Identify the lines that contain the word "nourb", then copy them.

§ Chart and figure data:
— begin —

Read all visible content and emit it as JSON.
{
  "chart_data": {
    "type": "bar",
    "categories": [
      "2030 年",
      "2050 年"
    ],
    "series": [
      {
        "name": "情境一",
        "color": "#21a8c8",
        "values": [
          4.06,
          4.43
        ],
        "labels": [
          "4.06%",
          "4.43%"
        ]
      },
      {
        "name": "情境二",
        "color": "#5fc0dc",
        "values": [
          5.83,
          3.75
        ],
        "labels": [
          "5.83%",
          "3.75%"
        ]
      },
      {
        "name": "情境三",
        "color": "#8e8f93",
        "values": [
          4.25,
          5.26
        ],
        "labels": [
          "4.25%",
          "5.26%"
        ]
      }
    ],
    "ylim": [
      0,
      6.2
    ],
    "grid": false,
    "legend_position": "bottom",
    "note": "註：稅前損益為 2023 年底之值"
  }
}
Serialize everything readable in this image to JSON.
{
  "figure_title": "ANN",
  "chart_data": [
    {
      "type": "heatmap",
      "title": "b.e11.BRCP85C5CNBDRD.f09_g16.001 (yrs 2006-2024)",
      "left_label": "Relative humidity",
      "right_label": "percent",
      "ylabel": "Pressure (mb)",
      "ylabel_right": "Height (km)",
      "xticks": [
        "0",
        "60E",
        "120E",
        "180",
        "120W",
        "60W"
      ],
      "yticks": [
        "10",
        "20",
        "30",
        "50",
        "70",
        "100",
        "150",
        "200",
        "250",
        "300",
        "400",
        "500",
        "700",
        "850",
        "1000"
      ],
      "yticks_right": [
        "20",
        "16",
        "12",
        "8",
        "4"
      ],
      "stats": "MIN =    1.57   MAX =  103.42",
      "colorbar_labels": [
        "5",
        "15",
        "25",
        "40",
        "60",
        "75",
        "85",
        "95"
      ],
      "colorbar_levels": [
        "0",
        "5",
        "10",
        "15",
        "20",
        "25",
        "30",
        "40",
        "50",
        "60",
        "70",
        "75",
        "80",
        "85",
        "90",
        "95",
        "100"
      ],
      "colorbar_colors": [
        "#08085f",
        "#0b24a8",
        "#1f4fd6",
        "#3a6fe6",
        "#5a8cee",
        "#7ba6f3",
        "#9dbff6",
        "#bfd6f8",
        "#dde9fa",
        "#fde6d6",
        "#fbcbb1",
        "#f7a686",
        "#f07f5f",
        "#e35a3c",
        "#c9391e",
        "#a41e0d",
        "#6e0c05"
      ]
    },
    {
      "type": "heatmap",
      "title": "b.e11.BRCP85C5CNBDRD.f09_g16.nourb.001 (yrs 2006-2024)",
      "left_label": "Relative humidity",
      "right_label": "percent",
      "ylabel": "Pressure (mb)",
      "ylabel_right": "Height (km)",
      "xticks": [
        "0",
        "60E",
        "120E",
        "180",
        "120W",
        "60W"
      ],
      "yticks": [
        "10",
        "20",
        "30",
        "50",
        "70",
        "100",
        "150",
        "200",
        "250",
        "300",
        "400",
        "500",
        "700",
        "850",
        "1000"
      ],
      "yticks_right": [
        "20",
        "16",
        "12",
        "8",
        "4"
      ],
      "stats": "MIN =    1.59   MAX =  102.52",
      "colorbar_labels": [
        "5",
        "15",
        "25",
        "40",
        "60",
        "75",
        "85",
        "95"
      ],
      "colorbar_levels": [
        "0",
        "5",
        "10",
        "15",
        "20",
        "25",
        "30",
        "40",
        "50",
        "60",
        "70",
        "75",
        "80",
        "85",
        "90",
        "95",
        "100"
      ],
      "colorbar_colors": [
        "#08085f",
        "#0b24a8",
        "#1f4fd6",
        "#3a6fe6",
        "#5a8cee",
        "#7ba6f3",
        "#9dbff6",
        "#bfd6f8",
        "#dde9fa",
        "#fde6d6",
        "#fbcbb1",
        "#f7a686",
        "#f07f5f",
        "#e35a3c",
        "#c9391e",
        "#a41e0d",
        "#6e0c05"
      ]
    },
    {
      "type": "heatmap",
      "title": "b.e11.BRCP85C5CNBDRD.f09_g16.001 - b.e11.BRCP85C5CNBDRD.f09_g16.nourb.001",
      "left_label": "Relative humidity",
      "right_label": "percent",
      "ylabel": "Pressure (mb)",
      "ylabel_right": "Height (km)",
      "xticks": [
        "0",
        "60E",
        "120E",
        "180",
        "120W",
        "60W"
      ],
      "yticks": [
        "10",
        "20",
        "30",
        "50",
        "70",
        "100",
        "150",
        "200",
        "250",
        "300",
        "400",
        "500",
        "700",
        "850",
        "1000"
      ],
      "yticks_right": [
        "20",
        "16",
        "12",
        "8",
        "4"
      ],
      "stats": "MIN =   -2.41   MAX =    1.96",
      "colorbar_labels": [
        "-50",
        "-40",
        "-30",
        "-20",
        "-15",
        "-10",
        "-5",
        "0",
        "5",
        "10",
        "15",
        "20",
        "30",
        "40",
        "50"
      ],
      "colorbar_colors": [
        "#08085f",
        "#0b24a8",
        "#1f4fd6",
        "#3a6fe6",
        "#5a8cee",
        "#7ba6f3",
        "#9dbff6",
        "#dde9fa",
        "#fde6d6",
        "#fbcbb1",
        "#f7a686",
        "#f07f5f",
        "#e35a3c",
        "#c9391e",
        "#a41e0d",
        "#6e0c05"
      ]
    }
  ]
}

— end —

§ Full response:
      "title": "b.e11.BRCP85C5CNBDRD.f09_g16.nourb.001 (yrs 2006-2024)",
      "title": "b.e11.BRCP85C5CNBDRD.f09_g16.001 - b.e11.BRCP85C5CNBDRD.f09_g16.nourb.001",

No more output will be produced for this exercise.